[start Stored data]

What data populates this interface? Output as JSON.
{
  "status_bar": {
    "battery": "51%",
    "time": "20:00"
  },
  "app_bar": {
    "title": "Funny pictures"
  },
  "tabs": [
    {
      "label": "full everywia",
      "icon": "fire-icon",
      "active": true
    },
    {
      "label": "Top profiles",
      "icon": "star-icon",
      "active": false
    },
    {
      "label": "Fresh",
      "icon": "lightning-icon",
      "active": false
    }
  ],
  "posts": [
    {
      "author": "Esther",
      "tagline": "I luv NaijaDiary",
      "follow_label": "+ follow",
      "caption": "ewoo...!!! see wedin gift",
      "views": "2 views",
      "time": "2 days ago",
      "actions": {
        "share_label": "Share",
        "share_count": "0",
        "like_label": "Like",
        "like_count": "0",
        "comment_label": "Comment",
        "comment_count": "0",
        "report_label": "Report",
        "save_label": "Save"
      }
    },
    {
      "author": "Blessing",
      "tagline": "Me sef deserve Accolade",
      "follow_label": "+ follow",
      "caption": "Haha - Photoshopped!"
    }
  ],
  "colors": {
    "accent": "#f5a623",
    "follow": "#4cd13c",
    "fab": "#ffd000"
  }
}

[end Stored data]

Return every line holding the word "icon" from the records.

      "icon": "fire-icon",
      "icon": "star-icon",
      "icon": "lightning-icon",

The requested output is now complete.